>> START Material for this exercise
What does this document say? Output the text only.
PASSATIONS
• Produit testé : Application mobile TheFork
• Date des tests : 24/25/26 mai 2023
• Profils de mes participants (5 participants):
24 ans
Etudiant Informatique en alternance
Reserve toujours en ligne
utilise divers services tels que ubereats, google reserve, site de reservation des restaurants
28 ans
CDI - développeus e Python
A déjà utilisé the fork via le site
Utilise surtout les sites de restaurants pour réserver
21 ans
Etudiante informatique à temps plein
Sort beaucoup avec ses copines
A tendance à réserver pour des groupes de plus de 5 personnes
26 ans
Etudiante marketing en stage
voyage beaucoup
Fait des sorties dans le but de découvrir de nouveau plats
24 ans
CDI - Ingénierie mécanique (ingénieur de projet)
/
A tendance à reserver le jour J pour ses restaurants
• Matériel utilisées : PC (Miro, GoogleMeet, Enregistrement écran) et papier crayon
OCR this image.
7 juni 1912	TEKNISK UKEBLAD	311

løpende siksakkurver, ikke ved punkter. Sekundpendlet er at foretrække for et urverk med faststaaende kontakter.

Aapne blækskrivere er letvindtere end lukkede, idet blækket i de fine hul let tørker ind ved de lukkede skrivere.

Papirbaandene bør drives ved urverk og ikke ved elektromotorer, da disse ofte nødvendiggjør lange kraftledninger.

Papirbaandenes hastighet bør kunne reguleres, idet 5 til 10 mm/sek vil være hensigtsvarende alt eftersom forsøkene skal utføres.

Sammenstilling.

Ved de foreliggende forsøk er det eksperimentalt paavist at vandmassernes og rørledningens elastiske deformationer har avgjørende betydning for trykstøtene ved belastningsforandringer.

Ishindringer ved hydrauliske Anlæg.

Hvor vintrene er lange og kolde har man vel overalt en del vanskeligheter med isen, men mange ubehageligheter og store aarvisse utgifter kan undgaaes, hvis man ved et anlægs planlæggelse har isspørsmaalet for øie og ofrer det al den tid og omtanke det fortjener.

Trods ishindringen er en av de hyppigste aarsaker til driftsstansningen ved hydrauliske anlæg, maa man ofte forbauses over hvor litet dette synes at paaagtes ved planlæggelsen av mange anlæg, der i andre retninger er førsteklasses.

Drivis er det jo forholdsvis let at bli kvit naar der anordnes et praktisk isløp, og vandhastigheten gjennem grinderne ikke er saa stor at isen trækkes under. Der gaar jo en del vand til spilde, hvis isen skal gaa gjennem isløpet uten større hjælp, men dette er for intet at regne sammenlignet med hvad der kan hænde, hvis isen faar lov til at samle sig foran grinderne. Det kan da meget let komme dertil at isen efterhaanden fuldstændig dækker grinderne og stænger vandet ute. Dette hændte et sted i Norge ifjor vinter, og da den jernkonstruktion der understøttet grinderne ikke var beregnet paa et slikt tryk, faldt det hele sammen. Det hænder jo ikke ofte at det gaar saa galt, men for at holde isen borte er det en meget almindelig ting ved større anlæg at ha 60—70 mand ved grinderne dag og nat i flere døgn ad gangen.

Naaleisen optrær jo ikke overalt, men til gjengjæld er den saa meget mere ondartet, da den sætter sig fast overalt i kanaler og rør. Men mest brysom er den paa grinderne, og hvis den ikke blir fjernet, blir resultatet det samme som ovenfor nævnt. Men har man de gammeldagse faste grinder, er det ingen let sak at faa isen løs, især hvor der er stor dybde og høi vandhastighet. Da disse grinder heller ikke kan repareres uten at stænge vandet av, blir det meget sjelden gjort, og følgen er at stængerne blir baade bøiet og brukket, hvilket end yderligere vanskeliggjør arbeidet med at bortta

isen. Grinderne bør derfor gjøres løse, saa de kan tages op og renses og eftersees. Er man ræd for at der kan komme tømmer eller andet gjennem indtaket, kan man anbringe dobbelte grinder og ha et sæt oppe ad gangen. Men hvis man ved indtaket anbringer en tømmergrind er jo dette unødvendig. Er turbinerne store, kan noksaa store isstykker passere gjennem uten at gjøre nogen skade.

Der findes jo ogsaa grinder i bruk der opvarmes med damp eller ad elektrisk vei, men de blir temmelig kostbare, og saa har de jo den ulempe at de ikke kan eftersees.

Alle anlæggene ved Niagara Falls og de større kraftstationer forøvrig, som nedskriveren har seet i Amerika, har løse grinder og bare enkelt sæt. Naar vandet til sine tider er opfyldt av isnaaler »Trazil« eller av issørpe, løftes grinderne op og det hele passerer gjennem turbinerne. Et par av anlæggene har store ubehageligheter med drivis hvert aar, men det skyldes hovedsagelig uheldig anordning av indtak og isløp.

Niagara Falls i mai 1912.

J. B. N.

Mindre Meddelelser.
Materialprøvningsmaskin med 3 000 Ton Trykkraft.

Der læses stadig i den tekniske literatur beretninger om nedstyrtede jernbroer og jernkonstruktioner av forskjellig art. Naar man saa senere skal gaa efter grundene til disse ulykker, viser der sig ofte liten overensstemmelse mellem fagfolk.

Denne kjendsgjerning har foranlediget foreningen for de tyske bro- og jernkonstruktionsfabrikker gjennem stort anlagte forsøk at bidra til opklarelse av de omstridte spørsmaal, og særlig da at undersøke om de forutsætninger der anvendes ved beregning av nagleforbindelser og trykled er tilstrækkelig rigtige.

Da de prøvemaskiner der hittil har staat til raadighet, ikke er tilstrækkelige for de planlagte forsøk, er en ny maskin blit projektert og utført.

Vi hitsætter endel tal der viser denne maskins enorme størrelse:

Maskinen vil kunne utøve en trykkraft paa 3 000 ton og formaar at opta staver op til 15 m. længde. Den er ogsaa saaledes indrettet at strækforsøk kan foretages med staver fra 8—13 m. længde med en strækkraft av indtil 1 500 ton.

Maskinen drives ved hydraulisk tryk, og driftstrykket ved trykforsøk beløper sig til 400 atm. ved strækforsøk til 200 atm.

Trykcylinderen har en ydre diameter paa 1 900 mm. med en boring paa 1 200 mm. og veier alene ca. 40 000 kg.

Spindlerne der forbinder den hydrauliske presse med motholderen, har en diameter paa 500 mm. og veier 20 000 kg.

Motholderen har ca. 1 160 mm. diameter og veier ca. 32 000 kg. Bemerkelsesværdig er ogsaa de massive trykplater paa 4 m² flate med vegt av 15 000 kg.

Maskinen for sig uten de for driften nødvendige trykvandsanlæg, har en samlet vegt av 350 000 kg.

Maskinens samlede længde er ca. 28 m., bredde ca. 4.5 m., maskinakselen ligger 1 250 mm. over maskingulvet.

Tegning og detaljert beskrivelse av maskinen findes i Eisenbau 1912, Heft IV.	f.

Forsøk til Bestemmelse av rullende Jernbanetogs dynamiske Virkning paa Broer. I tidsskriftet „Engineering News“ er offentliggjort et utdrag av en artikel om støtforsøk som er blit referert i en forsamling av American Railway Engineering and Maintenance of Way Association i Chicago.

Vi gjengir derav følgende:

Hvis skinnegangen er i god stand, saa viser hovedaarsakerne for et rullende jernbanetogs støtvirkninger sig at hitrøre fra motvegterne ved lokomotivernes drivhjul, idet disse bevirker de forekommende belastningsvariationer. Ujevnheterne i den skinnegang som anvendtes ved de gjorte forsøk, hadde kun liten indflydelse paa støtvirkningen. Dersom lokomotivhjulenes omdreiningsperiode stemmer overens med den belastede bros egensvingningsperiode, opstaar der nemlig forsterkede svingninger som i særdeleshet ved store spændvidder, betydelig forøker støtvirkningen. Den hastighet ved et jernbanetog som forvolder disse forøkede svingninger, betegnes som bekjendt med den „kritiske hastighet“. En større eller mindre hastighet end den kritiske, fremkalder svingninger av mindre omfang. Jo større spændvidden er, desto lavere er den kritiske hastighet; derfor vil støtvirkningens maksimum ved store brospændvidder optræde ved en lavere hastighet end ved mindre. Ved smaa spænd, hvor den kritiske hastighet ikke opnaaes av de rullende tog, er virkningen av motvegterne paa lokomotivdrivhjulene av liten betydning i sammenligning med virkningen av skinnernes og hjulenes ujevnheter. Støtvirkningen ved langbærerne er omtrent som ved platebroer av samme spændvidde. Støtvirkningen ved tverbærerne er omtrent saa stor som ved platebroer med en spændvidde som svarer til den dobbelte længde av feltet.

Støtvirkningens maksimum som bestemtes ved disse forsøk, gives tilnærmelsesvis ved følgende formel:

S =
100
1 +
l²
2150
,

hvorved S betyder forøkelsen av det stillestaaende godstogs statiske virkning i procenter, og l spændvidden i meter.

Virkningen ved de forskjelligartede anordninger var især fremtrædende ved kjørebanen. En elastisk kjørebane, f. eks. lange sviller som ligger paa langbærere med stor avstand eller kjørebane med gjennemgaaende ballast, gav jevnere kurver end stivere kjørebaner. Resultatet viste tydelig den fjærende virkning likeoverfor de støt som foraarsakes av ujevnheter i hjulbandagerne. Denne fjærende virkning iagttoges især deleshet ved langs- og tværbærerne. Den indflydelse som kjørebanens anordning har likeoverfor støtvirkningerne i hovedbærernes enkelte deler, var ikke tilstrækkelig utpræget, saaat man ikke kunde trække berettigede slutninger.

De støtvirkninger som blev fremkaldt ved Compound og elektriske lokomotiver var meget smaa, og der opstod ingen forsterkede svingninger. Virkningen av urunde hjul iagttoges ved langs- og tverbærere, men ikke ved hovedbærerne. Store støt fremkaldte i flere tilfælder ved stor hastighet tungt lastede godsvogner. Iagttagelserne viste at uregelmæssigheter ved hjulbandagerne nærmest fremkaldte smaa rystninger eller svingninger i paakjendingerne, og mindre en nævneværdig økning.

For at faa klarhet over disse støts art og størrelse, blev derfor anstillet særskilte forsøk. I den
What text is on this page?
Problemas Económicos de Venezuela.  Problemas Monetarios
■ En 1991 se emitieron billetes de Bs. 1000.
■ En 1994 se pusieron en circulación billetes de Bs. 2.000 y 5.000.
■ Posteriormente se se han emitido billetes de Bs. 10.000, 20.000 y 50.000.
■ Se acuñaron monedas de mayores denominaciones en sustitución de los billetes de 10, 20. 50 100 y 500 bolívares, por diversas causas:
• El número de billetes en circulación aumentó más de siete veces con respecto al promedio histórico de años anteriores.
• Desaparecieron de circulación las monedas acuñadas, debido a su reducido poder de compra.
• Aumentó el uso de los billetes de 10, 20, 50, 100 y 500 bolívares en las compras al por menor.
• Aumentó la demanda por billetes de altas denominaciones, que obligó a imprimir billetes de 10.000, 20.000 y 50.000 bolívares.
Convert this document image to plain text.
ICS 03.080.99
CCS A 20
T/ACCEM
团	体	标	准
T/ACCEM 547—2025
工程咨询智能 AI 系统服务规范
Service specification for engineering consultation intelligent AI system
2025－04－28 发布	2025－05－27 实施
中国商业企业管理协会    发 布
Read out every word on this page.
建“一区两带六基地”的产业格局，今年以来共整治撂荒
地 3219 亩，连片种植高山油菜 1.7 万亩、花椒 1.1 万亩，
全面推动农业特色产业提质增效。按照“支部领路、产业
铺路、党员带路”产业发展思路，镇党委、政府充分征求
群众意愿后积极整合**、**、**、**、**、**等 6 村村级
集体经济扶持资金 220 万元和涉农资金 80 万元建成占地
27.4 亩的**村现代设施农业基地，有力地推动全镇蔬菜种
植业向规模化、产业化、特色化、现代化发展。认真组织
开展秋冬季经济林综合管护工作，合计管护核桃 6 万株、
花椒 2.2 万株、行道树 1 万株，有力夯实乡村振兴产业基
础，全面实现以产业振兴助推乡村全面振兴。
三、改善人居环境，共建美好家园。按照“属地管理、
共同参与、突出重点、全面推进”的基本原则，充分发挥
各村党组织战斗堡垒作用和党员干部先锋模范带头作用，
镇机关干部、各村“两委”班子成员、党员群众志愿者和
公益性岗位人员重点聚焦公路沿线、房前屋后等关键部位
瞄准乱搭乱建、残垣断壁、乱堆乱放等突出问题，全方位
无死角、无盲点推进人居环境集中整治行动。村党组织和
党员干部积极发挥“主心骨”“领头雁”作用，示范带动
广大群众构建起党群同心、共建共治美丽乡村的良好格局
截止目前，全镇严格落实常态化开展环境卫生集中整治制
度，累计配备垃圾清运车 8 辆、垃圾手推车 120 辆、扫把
>> END Material for this exercise
*What you have to do:* Give again the lines from the line holding "Read out every word on this page." through the close of the listing, both included, exactly as written and with nothing else.

*Solution:*
Read out every word on this page.
建“一区两带六基地”的产业格局，今年以来共整治撂荒
地 3219 亩，连片种植高山油菜 1.7 万亩、花椒 1.1 万亩，
全面推动农业特色产业提质增效。按照“支部领路、产业
铺路、党员带路”产业发展思路，镇党委、政府充分征求
群众意愿后积极整合**、**、**、**、**、**等 6 村村级
集体经济扶持资金 220 万元和涉农资金 80 万元建成占地
27.4 亩的**村现代设施农业基地，有力地推动全镇蔬菜种
植业向规模化、产业化、特色化、现代化发展。认真组织
开展秋冬季经济林综合管护工作，合计管护核桃 6 万株、
花椒 2.2 万株、行道树 1 万株，有力夯实乡村振兴产业基
础，全面实现以产业振兴助推乡村全面振兴。
三、改善人居环境，共建美好家园。按照“属地管理、
共同参与、突出重点、全面推进”的基本原则，充分发挥
各村党组织战斗堡垒作用和党员干部先锋模范带头作用，
镇机关干部、各村“两委”班子成员、党员群众志愿者和
公益性岗位人员重点聚焦公路沿线、房前屋后等关键部位
瞄准乱搭乱建、残垣断壁、乱堆乱放等突出问题，全方位
无死角、无盲点推进人居环境集中整治行动。村党组织和
党员干部积极发挥“主心骨”“领头雁”作用，示范带动
广大群众构建起党群同心、共建共治美丽乡村的良好格局
截止目前，全镇严格落实常态化开展环境卫生集中整治制
度，累计配备垃圾清运车 8 辆、垃圾手推车 120 辆、扫把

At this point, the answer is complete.